* **PROBLEM TO WORK ON**
Spot each line in the records below where the word "sabbato" occurs, then copy it.

Dataset entries
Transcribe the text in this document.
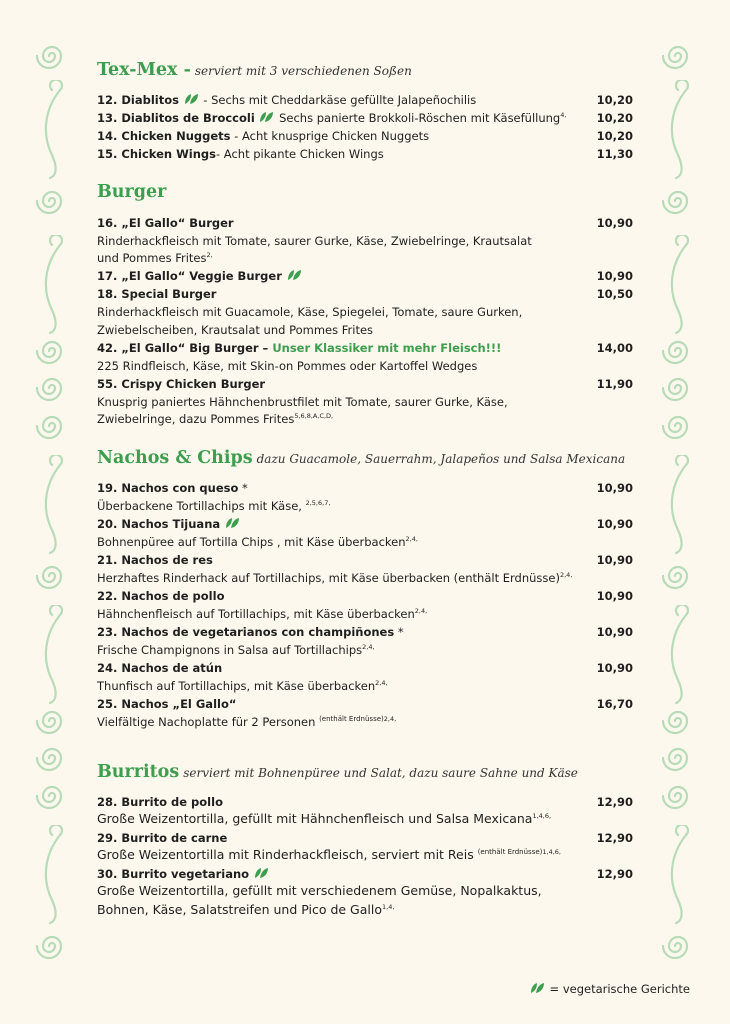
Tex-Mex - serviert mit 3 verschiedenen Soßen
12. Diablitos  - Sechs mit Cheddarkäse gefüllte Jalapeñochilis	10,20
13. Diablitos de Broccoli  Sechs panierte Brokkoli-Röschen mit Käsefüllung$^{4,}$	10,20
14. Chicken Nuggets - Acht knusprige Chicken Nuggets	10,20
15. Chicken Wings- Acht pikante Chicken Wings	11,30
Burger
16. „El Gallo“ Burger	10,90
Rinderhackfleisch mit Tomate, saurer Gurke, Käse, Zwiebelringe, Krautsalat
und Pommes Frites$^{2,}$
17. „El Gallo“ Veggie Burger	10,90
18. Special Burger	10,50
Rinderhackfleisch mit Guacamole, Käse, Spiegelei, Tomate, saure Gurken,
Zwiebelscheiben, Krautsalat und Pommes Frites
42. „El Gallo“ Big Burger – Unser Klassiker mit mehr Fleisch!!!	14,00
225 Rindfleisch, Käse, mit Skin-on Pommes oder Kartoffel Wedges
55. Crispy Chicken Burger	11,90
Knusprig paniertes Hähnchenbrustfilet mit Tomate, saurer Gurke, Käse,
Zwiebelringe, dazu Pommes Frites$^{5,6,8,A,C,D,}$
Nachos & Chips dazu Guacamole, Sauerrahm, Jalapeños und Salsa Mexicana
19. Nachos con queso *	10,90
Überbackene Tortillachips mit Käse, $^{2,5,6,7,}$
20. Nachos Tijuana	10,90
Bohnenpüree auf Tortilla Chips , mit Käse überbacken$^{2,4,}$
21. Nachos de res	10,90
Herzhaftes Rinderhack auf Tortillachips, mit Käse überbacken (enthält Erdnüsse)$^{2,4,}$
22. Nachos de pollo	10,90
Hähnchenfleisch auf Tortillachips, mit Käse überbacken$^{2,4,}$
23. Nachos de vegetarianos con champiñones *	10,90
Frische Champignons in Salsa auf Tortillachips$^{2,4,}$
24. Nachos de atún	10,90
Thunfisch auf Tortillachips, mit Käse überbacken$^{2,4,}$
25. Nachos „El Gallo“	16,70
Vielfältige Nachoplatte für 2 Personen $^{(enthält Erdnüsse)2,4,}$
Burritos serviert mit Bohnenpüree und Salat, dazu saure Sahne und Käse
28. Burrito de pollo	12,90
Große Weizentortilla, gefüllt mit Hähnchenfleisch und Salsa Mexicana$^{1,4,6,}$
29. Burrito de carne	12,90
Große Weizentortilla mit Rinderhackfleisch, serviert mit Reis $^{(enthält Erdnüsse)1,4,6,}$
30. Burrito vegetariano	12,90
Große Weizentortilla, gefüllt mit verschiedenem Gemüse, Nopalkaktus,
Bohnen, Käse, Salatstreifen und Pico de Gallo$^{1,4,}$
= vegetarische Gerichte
* * *
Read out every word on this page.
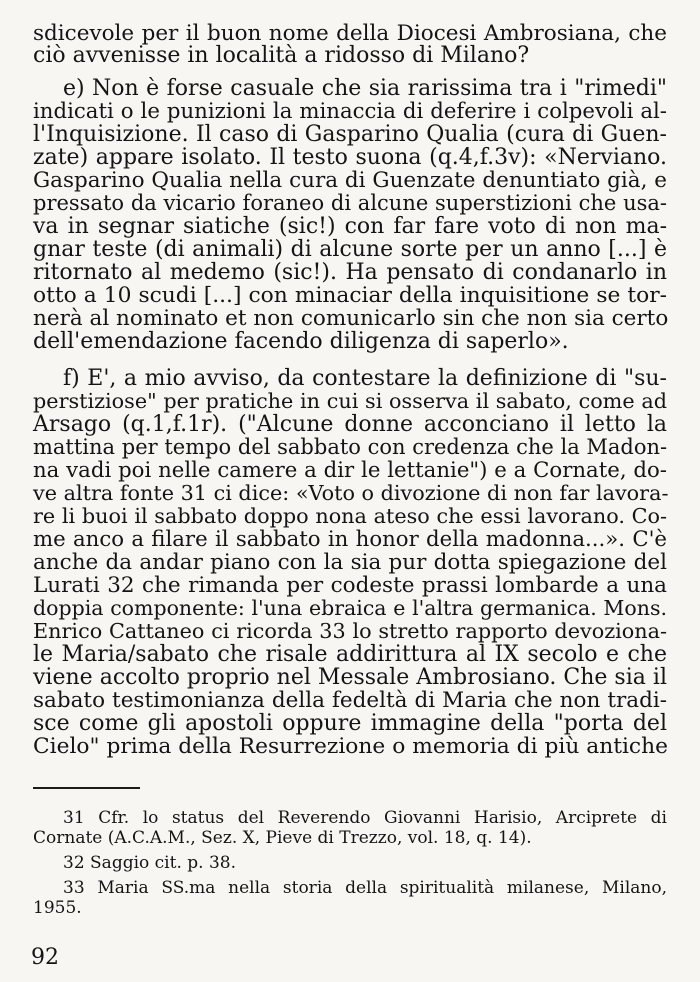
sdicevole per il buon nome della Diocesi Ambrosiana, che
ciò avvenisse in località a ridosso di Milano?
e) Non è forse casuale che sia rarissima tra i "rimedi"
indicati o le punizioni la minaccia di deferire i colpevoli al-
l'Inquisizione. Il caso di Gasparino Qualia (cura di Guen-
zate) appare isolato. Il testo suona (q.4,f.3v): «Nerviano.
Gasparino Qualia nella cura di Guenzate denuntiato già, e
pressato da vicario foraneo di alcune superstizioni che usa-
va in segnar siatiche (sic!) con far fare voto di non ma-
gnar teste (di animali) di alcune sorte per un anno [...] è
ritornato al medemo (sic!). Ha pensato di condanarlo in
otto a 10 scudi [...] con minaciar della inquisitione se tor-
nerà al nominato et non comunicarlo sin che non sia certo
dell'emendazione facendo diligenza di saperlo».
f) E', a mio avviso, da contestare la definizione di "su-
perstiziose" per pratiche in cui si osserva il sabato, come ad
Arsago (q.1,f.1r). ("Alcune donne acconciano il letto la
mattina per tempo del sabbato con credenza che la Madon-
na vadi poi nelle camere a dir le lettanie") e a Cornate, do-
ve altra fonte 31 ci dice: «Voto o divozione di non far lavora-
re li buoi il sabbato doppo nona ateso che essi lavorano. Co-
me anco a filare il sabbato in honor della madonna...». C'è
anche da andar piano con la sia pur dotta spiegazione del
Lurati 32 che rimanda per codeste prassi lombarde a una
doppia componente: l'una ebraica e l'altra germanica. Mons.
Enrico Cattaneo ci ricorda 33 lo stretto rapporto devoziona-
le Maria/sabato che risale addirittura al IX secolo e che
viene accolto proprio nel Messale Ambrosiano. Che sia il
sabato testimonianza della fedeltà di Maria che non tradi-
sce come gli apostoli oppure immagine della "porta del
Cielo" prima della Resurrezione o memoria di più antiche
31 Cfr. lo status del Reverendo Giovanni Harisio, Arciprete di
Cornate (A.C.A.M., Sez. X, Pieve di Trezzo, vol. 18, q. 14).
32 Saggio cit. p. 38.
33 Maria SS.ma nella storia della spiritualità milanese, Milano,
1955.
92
---
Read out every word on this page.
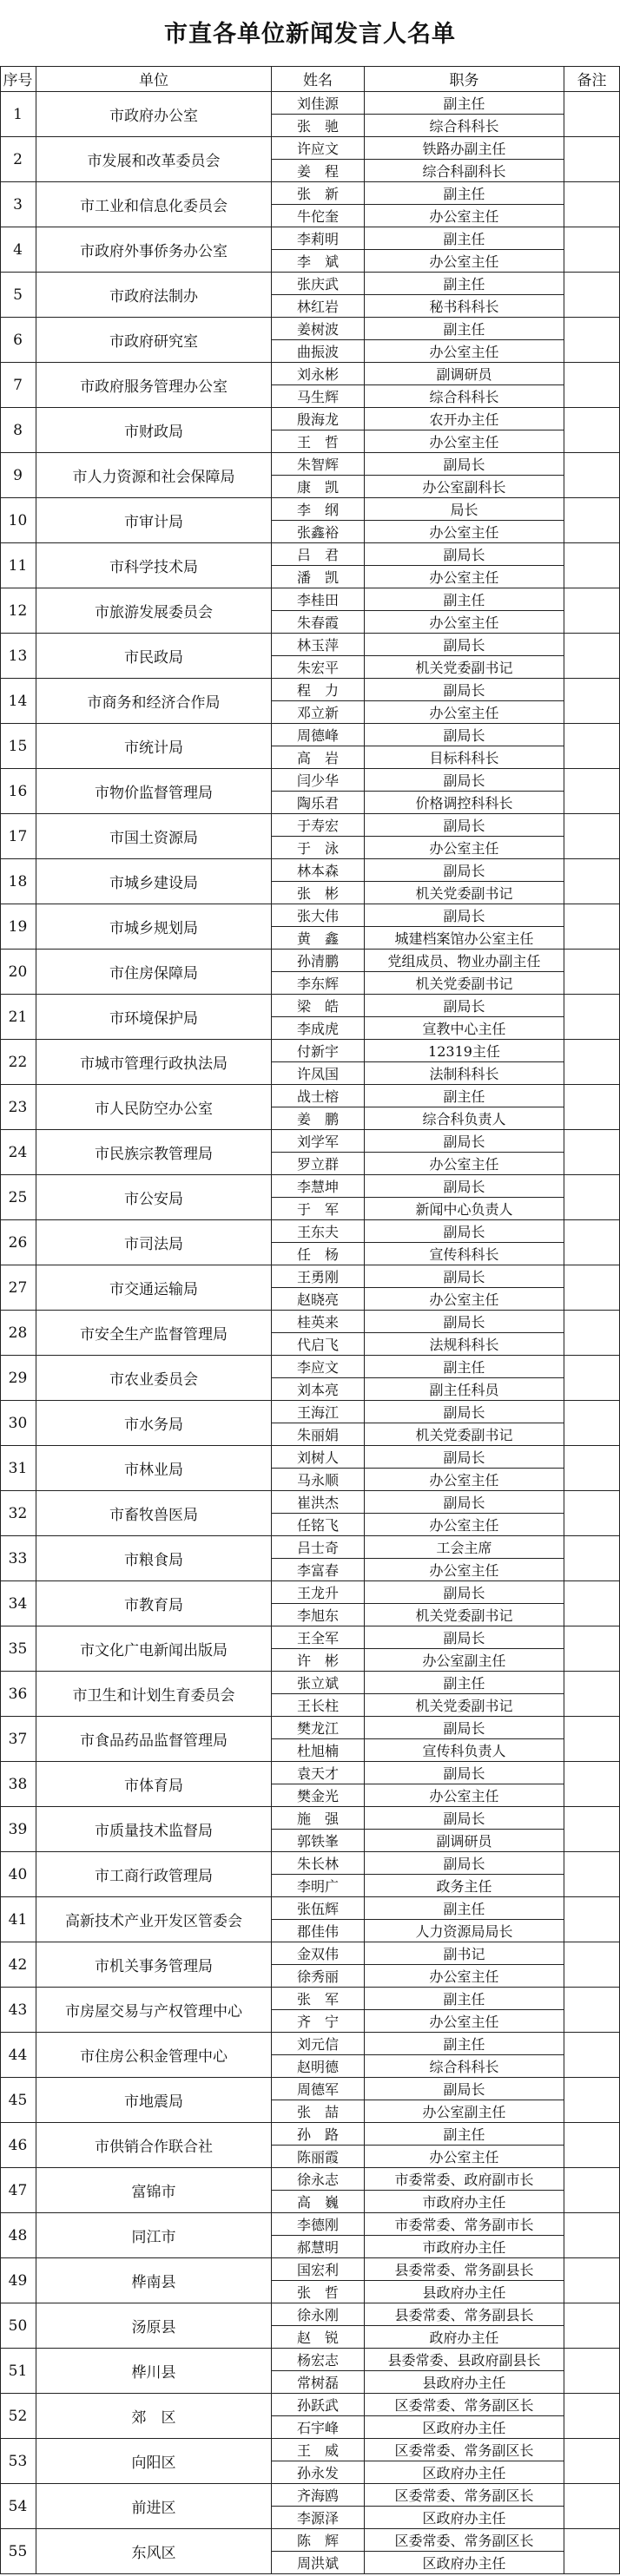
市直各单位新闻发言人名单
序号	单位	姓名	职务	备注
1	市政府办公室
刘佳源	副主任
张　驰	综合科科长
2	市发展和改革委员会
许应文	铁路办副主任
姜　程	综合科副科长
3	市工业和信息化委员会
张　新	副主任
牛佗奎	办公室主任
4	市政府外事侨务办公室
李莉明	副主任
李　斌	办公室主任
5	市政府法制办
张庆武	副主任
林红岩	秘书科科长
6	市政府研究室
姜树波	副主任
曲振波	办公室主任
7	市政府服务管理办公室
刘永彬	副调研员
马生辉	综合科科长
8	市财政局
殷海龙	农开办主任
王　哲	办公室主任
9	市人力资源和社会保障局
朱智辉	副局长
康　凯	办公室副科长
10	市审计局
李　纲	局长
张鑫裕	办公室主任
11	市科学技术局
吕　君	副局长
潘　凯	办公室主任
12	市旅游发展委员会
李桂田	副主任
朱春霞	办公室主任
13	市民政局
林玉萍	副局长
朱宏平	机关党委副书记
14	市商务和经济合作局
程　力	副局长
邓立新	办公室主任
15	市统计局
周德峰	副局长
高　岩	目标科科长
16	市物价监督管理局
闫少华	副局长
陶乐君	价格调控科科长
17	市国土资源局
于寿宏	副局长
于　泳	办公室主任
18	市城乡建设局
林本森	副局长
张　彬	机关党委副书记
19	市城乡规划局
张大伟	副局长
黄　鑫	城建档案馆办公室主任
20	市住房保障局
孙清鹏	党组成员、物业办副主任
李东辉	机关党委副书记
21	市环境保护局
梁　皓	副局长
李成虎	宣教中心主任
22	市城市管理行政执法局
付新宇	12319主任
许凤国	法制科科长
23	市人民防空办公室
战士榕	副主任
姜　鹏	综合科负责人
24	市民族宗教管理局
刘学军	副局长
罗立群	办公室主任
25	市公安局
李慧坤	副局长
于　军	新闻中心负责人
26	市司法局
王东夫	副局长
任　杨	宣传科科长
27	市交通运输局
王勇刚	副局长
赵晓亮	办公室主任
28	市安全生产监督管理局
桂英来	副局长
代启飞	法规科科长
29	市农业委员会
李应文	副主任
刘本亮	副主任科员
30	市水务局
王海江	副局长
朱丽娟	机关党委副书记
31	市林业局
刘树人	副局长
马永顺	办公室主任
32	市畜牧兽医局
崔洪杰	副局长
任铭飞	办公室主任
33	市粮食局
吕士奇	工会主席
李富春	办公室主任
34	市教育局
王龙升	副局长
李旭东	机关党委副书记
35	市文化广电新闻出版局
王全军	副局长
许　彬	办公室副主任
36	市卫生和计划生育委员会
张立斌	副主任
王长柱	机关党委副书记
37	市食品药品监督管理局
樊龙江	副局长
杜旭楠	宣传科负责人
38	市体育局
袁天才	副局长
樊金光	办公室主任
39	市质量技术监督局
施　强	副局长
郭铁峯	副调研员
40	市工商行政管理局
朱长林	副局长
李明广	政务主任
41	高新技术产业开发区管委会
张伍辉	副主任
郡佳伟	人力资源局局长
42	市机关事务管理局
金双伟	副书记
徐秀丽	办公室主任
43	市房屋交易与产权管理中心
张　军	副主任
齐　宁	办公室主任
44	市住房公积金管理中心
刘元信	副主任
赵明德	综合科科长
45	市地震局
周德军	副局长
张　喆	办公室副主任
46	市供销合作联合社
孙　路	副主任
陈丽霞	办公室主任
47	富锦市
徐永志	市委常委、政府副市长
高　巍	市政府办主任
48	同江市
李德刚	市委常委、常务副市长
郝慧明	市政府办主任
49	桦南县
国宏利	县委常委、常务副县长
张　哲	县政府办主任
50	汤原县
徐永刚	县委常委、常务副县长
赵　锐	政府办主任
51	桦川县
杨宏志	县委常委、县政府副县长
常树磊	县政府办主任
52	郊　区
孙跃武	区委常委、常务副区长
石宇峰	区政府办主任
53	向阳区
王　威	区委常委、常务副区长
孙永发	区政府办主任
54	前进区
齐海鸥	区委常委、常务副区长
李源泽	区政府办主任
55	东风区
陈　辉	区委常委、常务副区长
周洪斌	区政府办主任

* **RESPONSE**
mattina per tempo del sabbato con credenza che la Madon-
re li buoi il sabbato doppo nona ateso che essi lavorano. Co-
me anco a filare il sabbato in honor della madonna...». C'è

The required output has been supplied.